Extracted records:
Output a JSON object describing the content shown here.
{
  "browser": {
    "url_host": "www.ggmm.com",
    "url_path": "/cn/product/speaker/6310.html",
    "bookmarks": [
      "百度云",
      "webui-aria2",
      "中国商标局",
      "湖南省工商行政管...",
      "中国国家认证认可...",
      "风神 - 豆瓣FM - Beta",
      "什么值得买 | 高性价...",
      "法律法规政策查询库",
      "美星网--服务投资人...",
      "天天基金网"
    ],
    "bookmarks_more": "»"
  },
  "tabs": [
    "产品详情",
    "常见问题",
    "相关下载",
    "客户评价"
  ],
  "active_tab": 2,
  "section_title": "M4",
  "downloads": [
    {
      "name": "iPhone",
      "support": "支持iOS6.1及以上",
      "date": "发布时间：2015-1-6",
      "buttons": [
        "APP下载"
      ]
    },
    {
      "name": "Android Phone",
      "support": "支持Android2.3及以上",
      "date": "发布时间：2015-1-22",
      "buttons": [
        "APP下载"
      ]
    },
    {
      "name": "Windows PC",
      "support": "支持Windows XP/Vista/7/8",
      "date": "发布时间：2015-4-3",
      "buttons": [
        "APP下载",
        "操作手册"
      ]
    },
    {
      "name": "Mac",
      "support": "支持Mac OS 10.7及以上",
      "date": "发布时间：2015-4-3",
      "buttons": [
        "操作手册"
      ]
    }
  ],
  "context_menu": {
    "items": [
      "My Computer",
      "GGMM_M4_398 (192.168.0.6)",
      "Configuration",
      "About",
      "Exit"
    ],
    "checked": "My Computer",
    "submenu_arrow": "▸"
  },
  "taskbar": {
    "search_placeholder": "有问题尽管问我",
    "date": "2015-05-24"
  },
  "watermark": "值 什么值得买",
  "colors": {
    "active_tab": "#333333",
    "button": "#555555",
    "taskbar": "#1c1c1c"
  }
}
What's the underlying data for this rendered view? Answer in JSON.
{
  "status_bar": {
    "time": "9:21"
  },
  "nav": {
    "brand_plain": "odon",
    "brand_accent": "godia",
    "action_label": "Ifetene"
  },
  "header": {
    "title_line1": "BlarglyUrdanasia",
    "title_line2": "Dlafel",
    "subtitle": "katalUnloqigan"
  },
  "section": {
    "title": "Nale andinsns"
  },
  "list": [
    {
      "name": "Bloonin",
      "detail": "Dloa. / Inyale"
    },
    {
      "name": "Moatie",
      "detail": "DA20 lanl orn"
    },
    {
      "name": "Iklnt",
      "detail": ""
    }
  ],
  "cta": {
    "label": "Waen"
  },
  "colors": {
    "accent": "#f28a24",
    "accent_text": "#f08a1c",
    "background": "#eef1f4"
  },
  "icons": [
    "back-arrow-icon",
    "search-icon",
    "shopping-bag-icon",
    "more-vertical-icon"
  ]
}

Given task:
Repeat all the records. Match each line exactly.

Task response:
Output a JSON object describing the content shown here.
{
  "browser": {
    "url_host": "www.ggmm.com",
    "url_path": "/cn/product/speaker/6310.html",
    "bookmarks": [
      "百度云",
      "webui-aria2",
      "中国商标局",
      "湖南省工商行政管...",
      "中国国家认证认可...",
      "风神 - 豆瓣FM - Beta",
      "什么值得买 | 高性价...",
      "法律法规政策查询库",
      "美星网--服务投资人...",
      "天天基金网"
    ],
    "bookmarks_more": "»"
  },
  "tabs": [
    "产品详情",
    "常见问题",
    "相关下载",
    "客户评价"
  ],
  "active_tab": 2,
  "section_title": "M4",
  "downloads": [
    {
      "name": "iPhone",
      "support": "支持iOS6.1及以上",
      "date": "发布时间：2015-1-6",
      "buttons": [
        "APP下载"
      ]
    },
    {
      "name": "Android Phone",
      "support": "支持Android2.3及以上",
      "date": "发布时间：2015-1-22",
      "buttons": [
        "APP下载"
      ]
    },
    {
      "name": "Windows PC",
      "support": "支持Windows XP/Vista/7/8",
      "date": "发布时间：2015-4-3",
      "buttons": [
        "APP下载",
        "操作手册"
      ]
    },
    {
      "name": "Mac",
      "support": "支持Mac OS 10.7及以上",
      "date": "发布时间：2015-4-3",
      "buttons": [
        "操作手册"
      ]
    }
  ],
  "context_menu": {
    "items": [
      "My Computer",
      "GGMM_M4_398 (192.168.0.6)",
      "Configuration",
      "About",
      "Exit"
    ],
    "checked": "My Computer",
    "submenu_arrow": "▸"
  },
  "taskbar": {
    "search_placeholder": "有问题尽管问我",
    "date": "2015-05-24"
  },
  "watermark": "值 什么值得买",
  "colors": {
    "active_tab": "#333333",
    "button": "#555555",
    "taskbar": "#1c1c1c"
  }
}
What's the underlying data for this rendered view? Answer in JSON.
{
  "status_bar": {
    "time": "9:21"
  },
  "nav": {
    "brand_plain": "odon",
    "brand_accent": "godia",
    "action_label": "Ifetene"
  },
  "header": {
    "title_line1": "BlarglyUrdanasia",
    "title_line2": "Dlafel",
    "subtitle": "katalUnloqigan"
  },
  "section": {
    "title": "Nale andinsns"
  },
  "list": [
    {
      "name": "Bloonin",
      "detail": "Dloa. / Inyale"
    },
    {
      "name": "Moatie",
      "detail": "DA20 lanl orn"
    },
    {
      "name": "Iklnt",
      "detail": ""
    }
  ],
  "cta": {
    "label": "Waen"
  },
  "colors": {
    "accent": "#f28a24",
    "accent_text": "#f08a1c",
    "background": "#eef1f4"
  },
  "icons": [
    "back-arrow-icon",
    "search-icon",
    "shopping-bag-icon",
    "more-vertical-icon"
  ]
}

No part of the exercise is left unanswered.